● **TO DO**
Change every "data-cell" in the data below to "plot-point", and leave everything else as it is.

● **RECORDS FOR THIS EXERCISE**

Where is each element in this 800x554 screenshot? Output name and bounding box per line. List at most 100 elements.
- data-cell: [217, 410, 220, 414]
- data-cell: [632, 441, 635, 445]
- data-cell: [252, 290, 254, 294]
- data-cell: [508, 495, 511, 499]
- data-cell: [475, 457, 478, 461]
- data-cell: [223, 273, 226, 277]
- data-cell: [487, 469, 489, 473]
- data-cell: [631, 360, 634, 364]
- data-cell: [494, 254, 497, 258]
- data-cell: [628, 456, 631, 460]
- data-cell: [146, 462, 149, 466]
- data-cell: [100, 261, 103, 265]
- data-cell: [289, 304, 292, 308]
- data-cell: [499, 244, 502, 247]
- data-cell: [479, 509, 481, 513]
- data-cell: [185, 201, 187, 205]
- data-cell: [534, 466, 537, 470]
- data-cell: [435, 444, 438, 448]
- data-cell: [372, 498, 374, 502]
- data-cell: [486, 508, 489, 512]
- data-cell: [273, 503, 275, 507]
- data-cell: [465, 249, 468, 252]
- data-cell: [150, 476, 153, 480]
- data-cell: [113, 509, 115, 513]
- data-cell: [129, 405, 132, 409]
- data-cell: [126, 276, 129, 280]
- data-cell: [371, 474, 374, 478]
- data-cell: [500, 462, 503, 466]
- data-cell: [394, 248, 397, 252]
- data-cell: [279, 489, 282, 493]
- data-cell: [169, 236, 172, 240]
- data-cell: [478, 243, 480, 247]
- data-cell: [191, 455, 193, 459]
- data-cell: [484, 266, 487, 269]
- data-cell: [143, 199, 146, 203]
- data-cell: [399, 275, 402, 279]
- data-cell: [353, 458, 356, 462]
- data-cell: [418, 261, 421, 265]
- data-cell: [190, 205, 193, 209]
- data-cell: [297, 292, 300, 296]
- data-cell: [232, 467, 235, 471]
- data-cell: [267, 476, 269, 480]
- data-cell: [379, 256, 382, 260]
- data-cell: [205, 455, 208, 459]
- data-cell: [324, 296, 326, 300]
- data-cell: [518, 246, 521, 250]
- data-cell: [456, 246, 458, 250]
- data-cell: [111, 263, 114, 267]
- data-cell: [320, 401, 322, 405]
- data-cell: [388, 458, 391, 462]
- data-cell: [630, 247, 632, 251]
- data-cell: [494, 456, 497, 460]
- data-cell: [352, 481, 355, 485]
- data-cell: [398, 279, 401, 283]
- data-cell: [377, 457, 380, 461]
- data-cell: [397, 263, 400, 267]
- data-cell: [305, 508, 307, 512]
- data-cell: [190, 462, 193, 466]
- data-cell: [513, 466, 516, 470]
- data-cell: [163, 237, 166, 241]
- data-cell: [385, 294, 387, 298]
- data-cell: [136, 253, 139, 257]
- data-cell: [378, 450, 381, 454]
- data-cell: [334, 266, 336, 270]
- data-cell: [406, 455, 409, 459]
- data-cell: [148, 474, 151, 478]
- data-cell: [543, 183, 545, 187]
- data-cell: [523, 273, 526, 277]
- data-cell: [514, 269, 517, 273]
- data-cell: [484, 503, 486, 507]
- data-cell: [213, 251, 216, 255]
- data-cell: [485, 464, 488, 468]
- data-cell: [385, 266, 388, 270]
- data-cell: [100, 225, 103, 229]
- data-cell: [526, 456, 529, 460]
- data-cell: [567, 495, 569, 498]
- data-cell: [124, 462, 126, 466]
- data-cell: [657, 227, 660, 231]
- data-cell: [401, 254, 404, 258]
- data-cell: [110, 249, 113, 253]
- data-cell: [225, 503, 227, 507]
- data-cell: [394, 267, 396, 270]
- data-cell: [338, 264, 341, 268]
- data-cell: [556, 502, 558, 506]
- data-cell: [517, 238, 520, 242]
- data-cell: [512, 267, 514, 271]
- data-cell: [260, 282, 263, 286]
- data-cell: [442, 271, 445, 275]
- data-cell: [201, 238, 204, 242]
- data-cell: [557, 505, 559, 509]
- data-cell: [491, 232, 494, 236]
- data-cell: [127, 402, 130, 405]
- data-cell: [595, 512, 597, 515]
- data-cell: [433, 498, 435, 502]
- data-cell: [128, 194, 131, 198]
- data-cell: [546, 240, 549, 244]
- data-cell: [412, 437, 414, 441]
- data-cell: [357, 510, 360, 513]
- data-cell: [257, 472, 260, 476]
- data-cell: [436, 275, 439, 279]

● **REPLY**
Where is each element in this 800x554 screenshot? Output name and bounding box per line. List at most 100 elements.
- plot-point: [217, 410, 220, 414]
- plot-point: [632, 441, 635, 445]
- plot-point: [252, 290, 254, 294]
- plot-point: [508, 495, 511, 499]
- plot-point: [475, 457, 478, 461]
- plot-point: [223, 273, 226, 277]
- plot-point: [487, 469, 489, 473]
- plot-point: [631, 360, 634, 364]
- plot-point: [494, 254, 497, 258]
- plot-point: [628, 456, 631, 460]
- plot-point: [146, 462, 149, 466]
- plot-point: [100, 261, 103, 265]
- plot-point: [289, 304, 292, 308]
- plot-point: [499, 244, 502, 247]
- plot-point: [479, 509, 481, 513]
- plot-point: [185, 201, 187, 205]
- plot-point: [534, 466, 537, 470]
- plot-point: [435, 444, 438, 448]
- plot-point: [372, 498, 374, 502]
- plot-point: [486, 508, 489, 512]
- plot-point: [273, 503, 275, 507]
- plot-point: [465, 249, 468, 252]
- plot-point: [150, 476, 153, 480]
- plot-point: [113, 509, 115, 513]
- plot-point: [129, 405, 132, 409]
- plot-point: [126, 276, 129, 280]
- plot-point: [371, 474, 374, 478]
- plot-point: [500, 462, 503, 466]
- plot-point: [394, 248, 397, 252]
- plot-point: [279, 489, 282, 493]
- plot-point: [169, 236, 172, 240]
- plot-point: [478, 243, 480, 247]
- plot-point: [191, 455, 193, 459]
- plot-point: [484, 266, 487, 269]
- plot-point: [143, 199, 146, 203]
- plot-point: [399, 275, 402, 279]
- plot-point: [353, 458, 356, 462]
- plot-point: [418, 261, 421, 265]
- plot-point: [190, 205, 193, 209]
- plot-point: [297, 292, 300, 296]
- plot-point: [232, 467, 235, 471]
- plot-point: [267, 476, 269, 480]
- plot-point: [379, 256, 382, 260]
- plot-point: [205, 455, 208, 459]
- plot-point: [324, 296, 326, 300]
- plot-point: [518, 246, 521, 250]
- plot-point: [456, 246, 458, 250]
- plot-point: [111, 263, 114, 267]
- plot-point: [320, 401, 322, 405]
- plot-point: [388, 458, 391, 462]
- plot-point: [630, 247, 632, 251]
- plot-point: [494, 456, 497, 460]
- plot-point: [352, 481, 355, 485]
- plot-point: [398, 279, 401, 283]
- plot-point: [377, 457, 380, 461]
- plot-point: [397, 263, 400, 267]
- plot-point: [305, 508, 307, 512]
- plot-point: [190, 462, 193, 466]
- plot-point: [513, 466, 516, 470]
- plot-point: [163, 237, 166, 241]
- plot-point: [385, 294, 387, 298]
- plot-point: [136, 253, 139, 257]
- plot-point: [378, 450, 381, 454]
- plot-point: [334, 266, 336, 270]
- plot-point: [406, 455, 409, 459]
- plot-point: [148, 474, 151, 478]
- plot-point: [543, 183, 545, 187]
- plot-point: [523, 273, 526, 277]
- plot-point: [514, 269, 517, 273]
- plot-point: [484, 503, 486, 507]
- plot-point: [213, 251, 216, 255]
- plot-point: [485, 464, 488, 468]
- plot-point: [385, 266, 388, 270]
- plot-point: [100, 225, 103, 229]
- plot-point: [526, 456, 529, 460]
- plot-point: [567, 495, 569, 498]
- plot-point: [124, 462, 126, 466]
- plot-point: [657, 227, 660, 231]
- plot-point: [401, 254, 404, 258]
- plot-point: [110, 249, 113, 253]
- plot-point: [225, 503, 227, 507]
- plot-point: [394, 267, 396, 270]
- plot-point: [338, 264, 341, 268]
- plot-point: [556, 502, 558, 506]
- plot-point: [517, 238, 520, 242]
- plot-point: [512, 267, 514, 271]
- plot-point: [260, 282, 263, 286]
- plot-point: [442, 271, 445, 275]
- plot-point: [201, 238, 204, 242]
- plot-point: [557, 505, 559, 509]
- plot-point: [491, 232, 494, 236]
- plot-point: [127, 402, 130, 405]
- plot-point: [595, 512, 597, 515]
- plot-point: [433, 498, 435, 502]
- plot-point: [128, 194, 131, 198]
- plot-point: [546, 240, 549, 244]
- plot-point: [412, 437, 414, 441]
- plot-point: [357, 510, 360, 513]
- plot-point: [257, 472, 260, 476]
- plot-point: [436, 275, 439, 279]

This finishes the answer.